- [To do]
Copy out all lines carrying the word "name".

************

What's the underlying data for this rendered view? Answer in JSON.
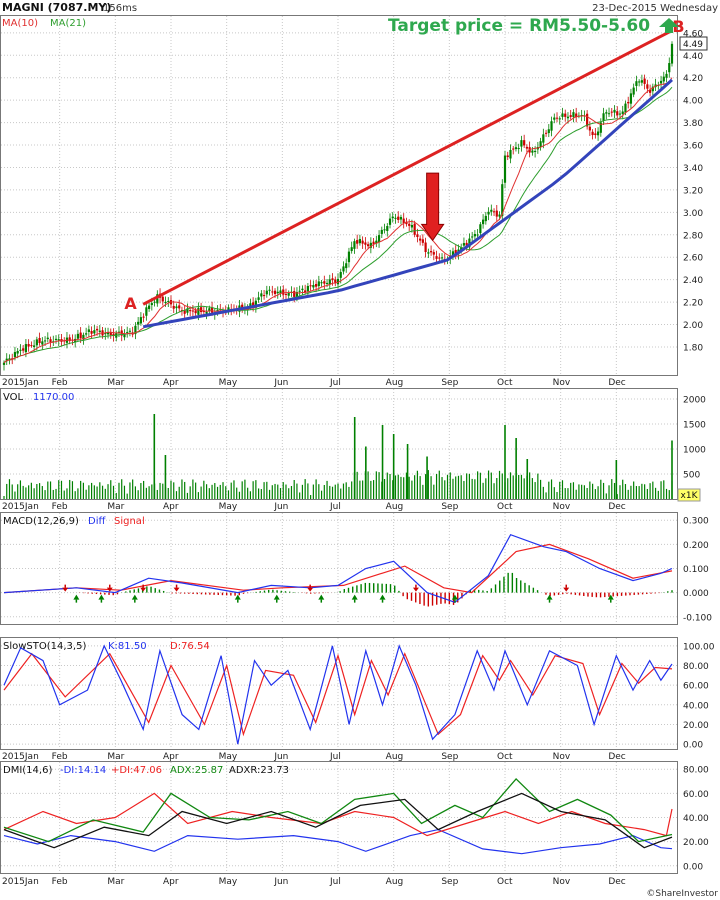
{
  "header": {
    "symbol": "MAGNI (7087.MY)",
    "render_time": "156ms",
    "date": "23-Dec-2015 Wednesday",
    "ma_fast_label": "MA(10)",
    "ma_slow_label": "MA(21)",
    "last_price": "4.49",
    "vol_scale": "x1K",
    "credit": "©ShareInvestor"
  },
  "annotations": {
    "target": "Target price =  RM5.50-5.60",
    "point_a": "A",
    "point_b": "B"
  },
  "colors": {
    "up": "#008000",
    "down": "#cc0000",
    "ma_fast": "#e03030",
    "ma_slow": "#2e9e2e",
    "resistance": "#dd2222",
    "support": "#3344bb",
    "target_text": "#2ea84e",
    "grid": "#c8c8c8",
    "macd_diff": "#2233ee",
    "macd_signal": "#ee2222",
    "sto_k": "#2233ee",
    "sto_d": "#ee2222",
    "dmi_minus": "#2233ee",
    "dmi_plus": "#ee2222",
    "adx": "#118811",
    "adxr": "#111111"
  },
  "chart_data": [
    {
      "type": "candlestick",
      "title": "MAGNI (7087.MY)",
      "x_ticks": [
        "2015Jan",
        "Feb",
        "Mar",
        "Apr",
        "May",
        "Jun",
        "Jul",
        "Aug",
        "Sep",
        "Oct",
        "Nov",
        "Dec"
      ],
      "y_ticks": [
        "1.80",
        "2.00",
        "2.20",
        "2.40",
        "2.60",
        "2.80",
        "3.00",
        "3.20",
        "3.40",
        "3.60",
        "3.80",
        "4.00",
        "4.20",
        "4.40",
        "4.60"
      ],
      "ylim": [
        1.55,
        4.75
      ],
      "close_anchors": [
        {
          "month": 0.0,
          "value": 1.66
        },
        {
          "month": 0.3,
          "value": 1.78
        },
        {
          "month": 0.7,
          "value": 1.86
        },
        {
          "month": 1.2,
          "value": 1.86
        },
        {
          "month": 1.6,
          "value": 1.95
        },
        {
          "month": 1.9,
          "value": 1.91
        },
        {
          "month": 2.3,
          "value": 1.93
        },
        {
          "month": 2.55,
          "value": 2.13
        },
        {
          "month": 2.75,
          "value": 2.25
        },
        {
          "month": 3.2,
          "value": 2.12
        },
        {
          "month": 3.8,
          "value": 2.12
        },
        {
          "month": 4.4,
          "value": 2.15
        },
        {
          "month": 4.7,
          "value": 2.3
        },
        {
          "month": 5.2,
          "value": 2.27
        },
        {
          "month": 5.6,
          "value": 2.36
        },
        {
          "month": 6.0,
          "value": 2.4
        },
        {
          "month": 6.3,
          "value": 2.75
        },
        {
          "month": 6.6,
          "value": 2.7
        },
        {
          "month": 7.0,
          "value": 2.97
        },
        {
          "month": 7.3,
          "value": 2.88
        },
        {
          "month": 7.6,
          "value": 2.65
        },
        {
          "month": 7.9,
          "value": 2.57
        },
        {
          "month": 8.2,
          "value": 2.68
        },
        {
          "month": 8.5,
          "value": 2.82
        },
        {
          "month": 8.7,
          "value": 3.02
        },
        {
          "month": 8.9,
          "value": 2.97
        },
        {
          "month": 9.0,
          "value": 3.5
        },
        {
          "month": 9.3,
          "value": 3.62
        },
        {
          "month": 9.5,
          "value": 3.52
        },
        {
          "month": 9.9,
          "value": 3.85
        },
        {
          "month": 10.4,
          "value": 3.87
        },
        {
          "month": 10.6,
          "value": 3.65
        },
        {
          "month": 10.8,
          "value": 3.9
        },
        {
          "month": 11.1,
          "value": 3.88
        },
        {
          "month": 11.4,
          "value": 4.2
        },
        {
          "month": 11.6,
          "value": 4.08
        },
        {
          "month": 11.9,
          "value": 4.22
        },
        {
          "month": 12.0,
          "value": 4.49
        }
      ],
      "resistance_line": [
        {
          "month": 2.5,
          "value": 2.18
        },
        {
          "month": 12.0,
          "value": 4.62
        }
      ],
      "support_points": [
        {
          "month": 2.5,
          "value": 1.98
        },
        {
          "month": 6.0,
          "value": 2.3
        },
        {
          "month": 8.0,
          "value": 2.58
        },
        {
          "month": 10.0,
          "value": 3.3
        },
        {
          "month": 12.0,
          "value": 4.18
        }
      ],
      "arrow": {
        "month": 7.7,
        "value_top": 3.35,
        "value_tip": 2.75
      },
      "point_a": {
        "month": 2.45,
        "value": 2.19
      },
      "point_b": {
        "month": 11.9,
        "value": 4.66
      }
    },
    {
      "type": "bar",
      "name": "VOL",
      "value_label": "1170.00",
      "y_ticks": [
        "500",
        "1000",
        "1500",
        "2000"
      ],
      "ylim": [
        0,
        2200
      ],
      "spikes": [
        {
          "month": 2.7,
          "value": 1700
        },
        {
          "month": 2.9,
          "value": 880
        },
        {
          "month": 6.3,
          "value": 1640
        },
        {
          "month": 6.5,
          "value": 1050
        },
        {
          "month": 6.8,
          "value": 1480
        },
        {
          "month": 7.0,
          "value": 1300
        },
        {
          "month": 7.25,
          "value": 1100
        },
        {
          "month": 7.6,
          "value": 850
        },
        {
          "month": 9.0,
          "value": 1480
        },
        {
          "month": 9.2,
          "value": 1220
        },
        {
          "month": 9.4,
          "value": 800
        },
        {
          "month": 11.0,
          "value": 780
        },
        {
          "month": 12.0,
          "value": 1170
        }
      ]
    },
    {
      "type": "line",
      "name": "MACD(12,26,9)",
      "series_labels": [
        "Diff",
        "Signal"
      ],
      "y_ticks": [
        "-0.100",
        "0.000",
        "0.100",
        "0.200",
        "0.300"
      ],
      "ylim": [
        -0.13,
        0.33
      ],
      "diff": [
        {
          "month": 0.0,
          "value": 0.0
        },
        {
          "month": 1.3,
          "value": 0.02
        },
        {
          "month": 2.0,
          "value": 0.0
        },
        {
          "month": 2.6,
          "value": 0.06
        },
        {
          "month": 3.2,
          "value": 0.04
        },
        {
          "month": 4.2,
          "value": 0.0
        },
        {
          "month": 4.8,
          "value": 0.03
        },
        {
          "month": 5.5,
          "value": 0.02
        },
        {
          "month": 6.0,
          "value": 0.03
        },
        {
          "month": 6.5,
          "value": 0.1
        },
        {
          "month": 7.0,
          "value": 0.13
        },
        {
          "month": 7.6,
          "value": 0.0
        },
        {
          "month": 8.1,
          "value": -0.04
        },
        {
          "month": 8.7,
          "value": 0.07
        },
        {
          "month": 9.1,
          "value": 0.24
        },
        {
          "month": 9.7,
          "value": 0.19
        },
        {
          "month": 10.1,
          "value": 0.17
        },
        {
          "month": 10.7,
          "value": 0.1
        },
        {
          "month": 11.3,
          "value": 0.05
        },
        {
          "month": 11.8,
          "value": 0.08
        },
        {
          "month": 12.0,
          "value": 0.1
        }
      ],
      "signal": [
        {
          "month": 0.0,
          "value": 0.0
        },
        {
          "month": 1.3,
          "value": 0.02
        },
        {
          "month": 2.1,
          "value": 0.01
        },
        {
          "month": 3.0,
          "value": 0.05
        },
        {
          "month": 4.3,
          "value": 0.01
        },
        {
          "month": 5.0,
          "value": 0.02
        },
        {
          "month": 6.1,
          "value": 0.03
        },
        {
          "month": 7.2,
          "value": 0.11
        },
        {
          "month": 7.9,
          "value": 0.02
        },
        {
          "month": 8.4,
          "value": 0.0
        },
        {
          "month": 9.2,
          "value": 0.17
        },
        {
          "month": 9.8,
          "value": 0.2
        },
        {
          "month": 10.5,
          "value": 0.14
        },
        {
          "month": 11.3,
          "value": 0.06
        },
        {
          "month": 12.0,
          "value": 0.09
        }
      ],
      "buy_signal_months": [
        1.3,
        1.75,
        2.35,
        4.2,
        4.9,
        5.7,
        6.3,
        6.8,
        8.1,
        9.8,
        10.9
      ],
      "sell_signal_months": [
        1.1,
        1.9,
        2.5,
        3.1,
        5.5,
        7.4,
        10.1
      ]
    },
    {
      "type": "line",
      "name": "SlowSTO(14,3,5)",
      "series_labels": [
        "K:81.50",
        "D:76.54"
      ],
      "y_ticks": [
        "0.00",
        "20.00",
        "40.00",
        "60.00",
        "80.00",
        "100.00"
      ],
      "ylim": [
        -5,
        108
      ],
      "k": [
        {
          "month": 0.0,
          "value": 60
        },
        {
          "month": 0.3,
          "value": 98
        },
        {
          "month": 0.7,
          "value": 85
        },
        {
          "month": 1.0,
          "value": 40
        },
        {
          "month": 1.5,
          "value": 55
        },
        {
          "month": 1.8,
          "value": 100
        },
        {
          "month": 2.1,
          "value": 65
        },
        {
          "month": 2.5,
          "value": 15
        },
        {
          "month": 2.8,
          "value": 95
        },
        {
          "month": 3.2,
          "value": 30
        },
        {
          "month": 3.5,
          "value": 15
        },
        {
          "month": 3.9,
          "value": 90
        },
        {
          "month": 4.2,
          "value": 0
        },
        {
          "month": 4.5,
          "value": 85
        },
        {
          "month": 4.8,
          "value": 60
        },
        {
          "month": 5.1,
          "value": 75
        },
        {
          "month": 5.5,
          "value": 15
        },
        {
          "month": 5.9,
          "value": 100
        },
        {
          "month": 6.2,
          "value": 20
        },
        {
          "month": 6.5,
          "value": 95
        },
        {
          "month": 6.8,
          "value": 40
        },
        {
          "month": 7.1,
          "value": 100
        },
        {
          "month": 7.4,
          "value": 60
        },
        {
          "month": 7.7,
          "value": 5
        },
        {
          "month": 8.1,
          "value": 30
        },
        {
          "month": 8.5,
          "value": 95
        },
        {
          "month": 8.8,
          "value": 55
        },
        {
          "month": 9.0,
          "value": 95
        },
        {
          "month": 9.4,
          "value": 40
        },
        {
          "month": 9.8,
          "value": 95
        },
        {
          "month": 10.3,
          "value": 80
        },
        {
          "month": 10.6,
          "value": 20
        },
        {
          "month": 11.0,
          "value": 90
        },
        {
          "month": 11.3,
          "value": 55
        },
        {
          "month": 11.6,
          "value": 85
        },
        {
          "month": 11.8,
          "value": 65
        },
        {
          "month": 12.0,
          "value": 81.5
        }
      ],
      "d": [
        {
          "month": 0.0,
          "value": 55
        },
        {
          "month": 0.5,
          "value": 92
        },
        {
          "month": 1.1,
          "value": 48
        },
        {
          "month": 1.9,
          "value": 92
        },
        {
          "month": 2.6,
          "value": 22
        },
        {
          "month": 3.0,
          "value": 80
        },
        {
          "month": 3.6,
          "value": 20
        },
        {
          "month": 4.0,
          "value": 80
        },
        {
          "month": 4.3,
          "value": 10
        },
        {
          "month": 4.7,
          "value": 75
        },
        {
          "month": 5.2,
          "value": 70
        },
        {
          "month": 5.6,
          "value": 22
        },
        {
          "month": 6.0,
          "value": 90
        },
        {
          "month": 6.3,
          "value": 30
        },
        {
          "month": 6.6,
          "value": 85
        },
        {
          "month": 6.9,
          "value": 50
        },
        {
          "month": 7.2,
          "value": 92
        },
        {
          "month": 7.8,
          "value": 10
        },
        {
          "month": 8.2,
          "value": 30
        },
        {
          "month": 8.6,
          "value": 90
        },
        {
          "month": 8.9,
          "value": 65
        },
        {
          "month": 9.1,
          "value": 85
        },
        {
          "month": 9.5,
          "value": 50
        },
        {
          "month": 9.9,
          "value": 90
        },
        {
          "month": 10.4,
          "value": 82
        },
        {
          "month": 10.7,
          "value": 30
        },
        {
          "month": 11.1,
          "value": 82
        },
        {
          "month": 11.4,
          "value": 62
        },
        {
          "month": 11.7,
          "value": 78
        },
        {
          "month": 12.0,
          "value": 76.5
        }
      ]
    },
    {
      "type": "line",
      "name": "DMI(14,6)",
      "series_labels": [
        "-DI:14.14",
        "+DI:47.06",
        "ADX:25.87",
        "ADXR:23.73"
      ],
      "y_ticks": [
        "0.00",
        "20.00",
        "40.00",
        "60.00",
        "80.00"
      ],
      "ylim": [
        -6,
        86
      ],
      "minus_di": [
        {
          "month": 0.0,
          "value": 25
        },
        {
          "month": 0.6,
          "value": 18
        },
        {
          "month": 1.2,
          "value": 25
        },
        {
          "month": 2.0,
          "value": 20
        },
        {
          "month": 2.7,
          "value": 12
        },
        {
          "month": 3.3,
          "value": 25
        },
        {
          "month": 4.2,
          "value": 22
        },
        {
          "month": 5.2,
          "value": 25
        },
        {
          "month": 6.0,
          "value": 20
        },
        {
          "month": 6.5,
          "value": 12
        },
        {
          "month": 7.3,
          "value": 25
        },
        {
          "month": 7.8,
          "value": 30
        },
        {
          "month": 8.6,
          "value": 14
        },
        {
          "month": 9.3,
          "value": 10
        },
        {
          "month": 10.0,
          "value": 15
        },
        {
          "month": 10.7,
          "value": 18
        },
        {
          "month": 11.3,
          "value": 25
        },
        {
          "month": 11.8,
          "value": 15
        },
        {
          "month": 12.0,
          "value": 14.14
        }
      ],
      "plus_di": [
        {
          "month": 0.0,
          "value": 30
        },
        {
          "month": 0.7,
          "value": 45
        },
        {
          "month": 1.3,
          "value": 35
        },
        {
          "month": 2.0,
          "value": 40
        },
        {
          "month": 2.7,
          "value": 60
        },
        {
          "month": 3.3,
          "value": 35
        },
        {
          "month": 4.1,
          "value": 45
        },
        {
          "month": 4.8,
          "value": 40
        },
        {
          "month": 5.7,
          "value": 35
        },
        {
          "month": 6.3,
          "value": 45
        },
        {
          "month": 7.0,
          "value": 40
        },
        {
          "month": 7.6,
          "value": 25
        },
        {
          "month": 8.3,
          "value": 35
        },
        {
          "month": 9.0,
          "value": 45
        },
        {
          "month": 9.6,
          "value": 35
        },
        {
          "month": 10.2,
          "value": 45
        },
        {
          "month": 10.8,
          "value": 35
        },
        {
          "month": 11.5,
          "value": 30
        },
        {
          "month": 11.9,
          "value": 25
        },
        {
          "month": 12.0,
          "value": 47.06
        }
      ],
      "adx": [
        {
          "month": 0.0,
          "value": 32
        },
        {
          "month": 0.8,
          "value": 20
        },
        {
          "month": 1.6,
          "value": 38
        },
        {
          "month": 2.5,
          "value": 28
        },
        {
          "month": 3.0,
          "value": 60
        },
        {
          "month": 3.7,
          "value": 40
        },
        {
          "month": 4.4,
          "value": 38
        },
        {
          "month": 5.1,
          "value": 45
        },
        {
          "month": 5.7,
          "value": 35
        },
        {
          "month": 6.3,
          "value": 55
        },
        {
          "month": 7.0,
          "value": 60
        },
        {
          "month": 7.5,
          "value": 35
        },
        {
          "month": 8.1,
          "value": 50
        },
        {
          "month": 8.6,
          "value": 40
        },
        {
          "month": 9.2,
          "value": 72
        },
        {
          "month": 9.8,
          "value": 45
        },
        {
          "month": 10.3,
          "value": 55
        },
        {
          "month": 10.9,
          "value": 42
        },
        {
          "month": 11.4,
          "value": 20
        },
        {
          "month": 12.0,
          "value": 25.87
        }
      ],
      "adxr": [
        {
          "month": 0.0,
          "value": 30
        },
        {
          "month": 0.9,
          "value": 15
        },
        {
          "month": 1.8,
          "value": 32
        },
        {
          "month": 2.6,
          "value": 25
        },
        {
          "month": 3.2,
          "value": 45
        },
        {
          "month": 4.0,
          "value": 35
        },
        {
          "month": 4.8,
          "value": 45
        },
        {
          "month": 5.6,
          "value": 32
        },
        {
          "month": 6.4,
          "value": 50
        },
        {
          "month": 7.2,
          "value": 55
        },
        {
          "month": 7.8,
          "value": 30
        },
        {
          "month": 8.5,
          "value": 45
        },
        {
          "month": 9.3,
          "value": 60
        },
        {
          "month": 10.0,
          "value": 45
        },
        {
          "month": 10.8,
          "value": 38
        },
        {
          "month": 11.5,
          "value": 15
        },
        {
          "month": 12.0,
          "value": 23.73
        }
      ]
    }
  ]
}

************

- [Answer to this problem]
      "name": "VOL",
      "name": "MACD(12,26,9)",
      "name": "SlowSTO(14,3,5)",
      "name": "DMI(14,6)",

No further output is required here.